[Material for this task]:

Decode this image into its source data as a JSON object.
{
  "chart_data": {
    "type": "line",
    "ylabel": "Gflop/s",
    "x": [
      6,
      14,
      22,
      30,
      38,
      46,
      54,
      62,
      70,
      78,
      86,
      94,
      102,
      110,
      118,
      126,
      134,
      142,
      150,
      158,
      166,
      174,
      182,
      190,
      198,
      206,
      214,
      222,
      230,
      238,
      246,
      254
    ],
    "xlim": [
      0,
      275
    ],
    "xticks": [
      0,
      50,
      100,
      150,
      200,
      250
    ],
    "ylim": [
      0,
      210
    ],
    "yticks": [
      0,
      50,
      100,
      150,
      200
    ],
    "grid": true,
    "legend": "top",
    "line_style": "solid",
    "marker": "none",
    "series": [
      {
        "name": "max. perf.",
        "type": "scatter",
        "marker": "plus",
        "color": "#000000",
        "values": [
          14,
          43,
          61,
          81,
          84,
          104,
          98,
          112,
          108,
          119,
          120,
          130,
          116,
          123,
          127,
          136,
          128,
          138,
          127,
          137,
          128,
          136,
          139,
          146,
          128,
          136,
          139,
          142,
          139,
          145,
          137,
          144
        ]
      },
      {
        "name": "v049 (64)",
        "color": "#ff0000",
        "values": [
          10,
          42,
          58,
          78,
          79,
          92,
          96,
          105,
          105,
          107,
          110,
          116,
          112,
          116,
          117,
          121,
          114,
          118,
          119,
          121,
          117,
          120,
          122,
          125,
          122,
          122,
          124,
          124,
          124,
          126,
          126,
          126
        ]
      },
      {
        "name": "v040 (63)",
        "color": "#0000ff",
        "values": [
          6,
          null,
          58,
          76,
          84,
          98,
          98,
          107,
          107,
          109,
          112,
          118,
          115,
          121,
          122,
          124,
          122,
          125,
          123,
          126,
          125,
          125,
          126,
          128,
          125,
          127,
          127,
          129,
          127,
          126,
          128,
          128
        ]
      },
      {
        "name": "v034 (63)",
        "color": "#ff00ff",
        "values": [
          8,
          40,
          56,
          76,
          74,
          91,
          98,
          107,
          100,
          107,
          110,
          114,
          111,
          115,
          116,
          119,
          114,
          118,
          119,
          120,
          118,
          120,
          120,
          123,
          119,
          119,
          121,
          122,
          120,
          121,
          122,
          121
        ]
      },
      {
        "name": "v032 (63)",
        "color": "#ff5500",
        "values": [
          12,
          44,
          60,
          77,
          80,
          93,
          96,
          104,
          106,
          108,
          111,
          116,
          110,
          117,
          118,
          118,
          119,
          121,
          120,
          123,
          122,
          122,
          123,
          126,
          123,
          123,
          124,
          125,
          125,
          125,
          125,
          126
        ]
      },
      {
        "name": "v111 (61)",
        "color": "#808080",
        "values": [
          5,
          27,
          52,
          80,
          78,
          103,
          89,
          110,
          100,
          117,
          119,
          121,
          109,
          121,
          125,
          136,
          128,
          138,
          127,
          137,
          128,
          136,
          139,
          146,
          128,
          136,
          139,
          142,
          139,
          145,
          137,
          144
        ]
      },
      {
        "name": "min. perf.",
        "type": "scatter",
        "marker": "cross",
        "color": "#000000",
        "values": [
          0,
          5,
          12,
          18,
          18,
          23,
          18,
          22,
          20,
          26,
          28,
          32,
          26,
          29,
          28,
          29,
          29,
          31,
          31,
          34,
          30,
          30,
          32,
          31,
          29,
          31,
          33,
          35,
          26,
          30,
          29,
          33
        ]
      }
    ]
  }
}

[Exercise instructions]:
Set every line of the listing down word for word.

[Correct response]:
Decode this image into its source data as a JSON object.
{
  "chart_data": {
    "type": "line",
    "ylabel": "Gflop/s",
    "x": [
      6,
      14,
      22,
      30,
      38,
      46,
      54,
      62,
      70,
      78,
      86,
      94,
      102,
      110,
      118,
      126,
      134,
      142,
      150,
      158,
      166,
      174,
      182,
      190,
      198,
      206,
      214,
      222,
      230,
      238,
      246,
      254
    ],
    "xlim": [
      0,
      275
    ],
    "xticks": [
      0,
      50,
      100,
      150,
      200,
      250
    ],
    "ylim": [
      0,
      210
    ],
    "yticks": [
      0,
      50,
      100,
      150,
      200
    ],
    "grid": true,
    "legend": "top",
    "line_style": "solid",
    "marker": "none",
    "series": [
      {
        "name": "max. perf.",
        "type": "scatter",
        "marker": "plus",
        "color": "#000000",
        "values": [
          14,
          43,
          61,
          81,
          84,
          104,
          98,
          112,
          108,
          119,
          120,
          130,
          116,
          123,
          127,
          136,
          128,
          138,
          127,
          137,
          128,
          136,
          139,
          146,
          128,
          136,
          139,
          142,
          139,
          145,
          137,
          144
        ]
      },
      {
        "name": "v049 (64)",
        "color": "#ff0000",
        "values": [
          10,
          42,
          58,
          78,
          79,
          92,
          96,
          105,
          105,
          107,
          110,
          116,
          112,
          116,
          117,
          121,
          114,
          118,
          119,
          121,
          117,
          120,
          122,
          125,
          122,
          122,
          124,
          124,
          124,
          126,
          126,
          126
        ]
      },
      {
        "name": "v040 (63)",
        "color": "#0000ff",
        "values": [
          6,
          null,
          58,
          76,
          84,
          98,
          98,
          107,
          107,
          109,
          112,
          118,
          115,
          121,
          122,
          124,
          122,
          125,
          123,
          126,
          125,
          125,
          126,
          128,
          125,
          127,
          127,
          129,
          127,
          126,
          128,
          128
        ]
      },
      {
        "name": "v034 (63)",
        "color": "#ff00ff",
        "values": [
          8,
          40,
          56,
          76,
          74,
          91,
          98,
          107,
          100,
          107,
          110,
          114,
          111,
          115,
          116,
          119,
          114,
          118,
          119,
          120,
          118,
          120,
          120,
          123,
          119,
          119,
          121,
          122,
          120,
          121,
          122,
          121
        ]
      },
      {
        "name": "v032 (63)",
        "color": "#ff5500",
        "values": [
          12,
          44,
          60,
          77,
          80,
          93,
          96,
          104,
          106,
          108,
          111,
          116,
          110,
          117,
          118,
          118,
          119,
          121,
          120,
          123,
          122,
          122,
          123,
          126,
          123,
          123,
          124,
          125,
          125,
          125,
          125,
          126
        ]
      },
      {
        "name": "v111 (61)",
        "color": "#808080",
        "values": [
          5,
          27,
          52,
          80,
          78,
          103,
          89,
          110,
          100,
          117,
          119,
          121,
          109,
          121,
          125,
          136,
          128,
          138,
          127,
          137,
          128,
          136,
          139,
          146,
          128,
          136,
          139,
          142,
          139,
          145,
          137,
          144
        ]
      },
      {
        "name": "min. perf.",
        "type": "scatter",
        "marker": "cross",
        "color": "#000000",
        "values": [
          0,
          5,
          12,
          18,
          18,
          23,
          18,
          22,
          20,
          26,
          28,
          32,
          26,
          29,
          28,
          29,
          29,
          31,
          31,
          34,
          30,
          30,
          32,
          31,
          29,
          31,
          33,
          35,
          26,
          30,
          29,
          33
        ]
      }
    ]
  }
}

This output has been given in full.